GIVEN TASK 1 » List every named place that appears in the passage about the bubble protest near Tate Modern.
GIVEN TASK 2 » Pick up the account of the bubble protest near Tate Modern and write the next few sentences after its final line.

DOCUMENT PASSAGE »
## begin

Arms Unfair 2

From Parliament I went to St Paul’s and walked across the footbridge towards Tate Modern to see the next anti-DSEi protest, a ‘bubble-mob’ by Dr Zig and his gang from Wales. The bubbles were truly amazing, and a squally wind drove them at speed once they were released. Made from a suitably magic and secret formula, they seemed to be tougher than the average soap bubble and took on some intense interference colours, particularly against the slate black clouds which were advancing.

© 2011, Peter Marshall

Capturing the colours in a photograph doesn’t always seem to be easy and they seem usually to record less intensely than we see them, but I was reasonably happy with a few.

I’d arrived shortly before the end of a  bubble session, and while the bubble-makers took a break had time to sit and eat my sandwiches before  the heavens opened.  Perhaps making bubbles is an effective rain-making ceremony. Fortunately there was shelter at hand under the Millennium Bridge, and we all stood it out there until it eased off enough to make more bubbles.

## end

MATERIAL PROVIDED »
## begin

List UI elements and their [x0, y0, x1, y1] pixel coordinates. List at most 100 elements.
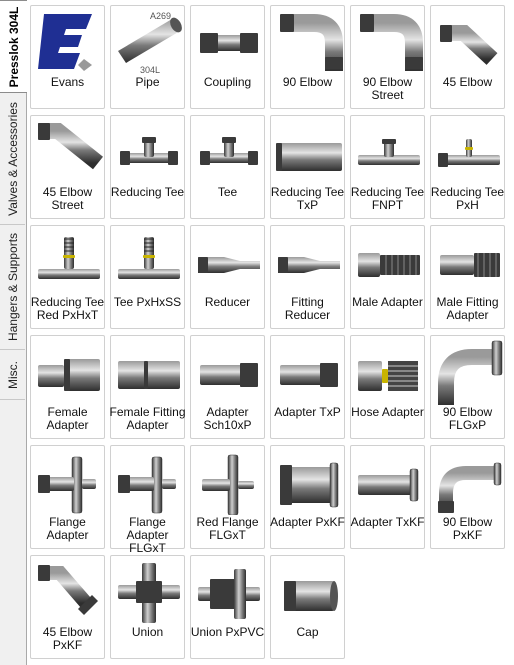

## end

FINAL RESULT 1 » Parliament, St Paul's, Tate Modern, Wales, Millennium Bridge

FINAL RESULT 2 »
What was more difficult was making some kind of visual connection between the bubbles and the Arms Fair. The protesters had brought a couple of banners, but neither was particularly easy to include with bubbles in the pictures. Here’s a picture where you can just about make out that the banner says ‘Kids need human rights not cluster bombs‘ but most of the time there were too many people in front of it.

© 2011, Peter Marshall

Add kids playing with the bubbles and it gets trickier; here are two of my better attempts.

© 2011, Peter Marshall

© 2011, Peter Marshall

Eventually I gave up – you can see some more of my attempts at Dr Zig’s ‘Bubbles Not Bombs’ Protest.

I took a bus across Southwark Bridge into the City for the next protest on my list, arriving to find only a small group there wondering why nobody else had turned up. After a quarter of an hour I thought to check the times on my printout from the web site and discovered that we were still 45 minutes early – the time we had read was when people were going to leave from Parliament and the protest was due for an hour later.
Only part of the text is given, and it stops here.